● **Goal**
Print all of the lines exactly. Any picture among them stays out.

● **Data records**
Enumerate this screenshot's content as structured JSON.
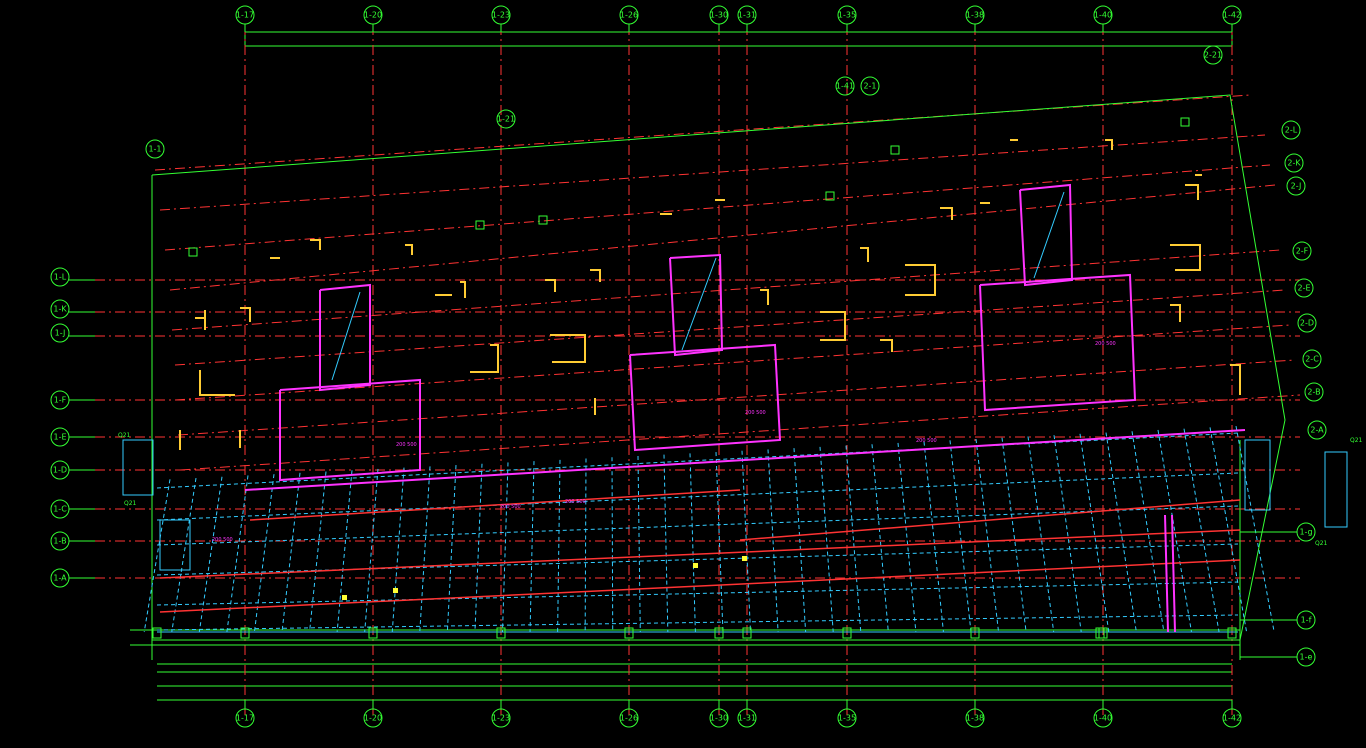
{
  "colors": {
    "background": "#000000",
    "grid_axis": "#33ff33",
    "axis_line": "#ff3333",
    "beam": "#ff3333",
    "beam_dashed": "#33ccff",
    "column": "#ffcc33",
    "wall": "#ff33ff",
    "dimension": "#33ff33",
    "annotation": "#ff33ff"
  },
  "top_axes": [
    "1-17",
    "1-20",
    "1-23",
    "1-26",
    "1-30",
    "1-31",
    "1-35",
    "1-38",
    "1-40",
    "1-42"
  ],
  "bottom_axes": [
    "1-17",
    "1-20",
    "1-23",
    "1-26",
    "1-30",
    "1-31",
    "1-35",
    "1-38",
    "1-40",
    "1-42"
  ],
  "left_axes": [
    "1-L",
    "1-K",
    "1-J",
    "1-F",
    "1-E",
    "1-D",
    "1-C",
    "1-B",
    "1-A"
  ],
  "right_axes_upper": [
    "2-L",
    "2-K",
    "2-J",
    "2-F",
    "2-E",
    "2-D",
    "2-C",
    "2-B",
    "2-A"
  ],
  "right_axes_lower": [
    "1-g",
    "1-f",
    "1-e"
  ],
  "oblique_top_axes": [
    "1-1",
    "1-21",
    "1-41",
    "2-1",
    "2-21"
  ],
  "side_labels": [
    "Q21",
    "Q21",
    "Q21",
    "Q21"
  ],
  "annotations": [
    "200 500",
    "200 500",
    "200 500",
    "200 500",
    "200 500",
    "200 500",
    "200 500"
  ]
}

● **Output of the task**
Enumerate this screenshot's content as structured JSON.
{
  "colors": {
    "background": "#000000",
    "grid_axis": "#33ff33",
    "axis_line": "#ff3333",
    "beam": "#ff3333",
    "beam_dashed": "#33ccff",
    "column": "#ffcc33",
    "wall": "#ff33ff",
    "dimension": "#33ff33",
    "annotation": "#ff33ff"
  },
  "top_axes": [
    "1-17",
    "1-20",
    "1-23",
    "1-26",
    "1-30",
    "1-31",
    "1-35",
    "1-38",
    "1-40",
    "1-42"
  ],
  "bottom_axes": [
    "1-17",
    "1-20",
    "1-23",
    "1-26",
    "1-30",
    "1-31",
    "1-35",
    "1-38",
    "1-40",
    "1-42"
  ],
  "left_axes": [
    "1-L",
    "1-K",
    "1-J",
    "1-F",
    "1-E",
    "1-D",
    "1-C",
    "1-B",
    "1-A"
  ],
  "right_axes_upper": [
    "2-L",
    "2-K",
    "2-J",
    "2-F",
    "2-E",
    "2-D",
    "2-C",
    "2-B",
    "2-A"
  ],
  "right_axes_lower": [
    "1-g",
    "1-f",
    "1-e"
  ],
  "oblique_top_axes": [
    "1-1",
    "1-21",
    "1-41",
    "2-1",
    "2-21"
  ],
  "side_labels": [
    "Q21",
    "Q21",
    "Q21",
    "Q21"
  ],
  "annotations": [
    "200 500",
    "200 500",
    "200 500",
    "200 500",
    "200 500",
    "200 500",
    "200 500"
  ]
}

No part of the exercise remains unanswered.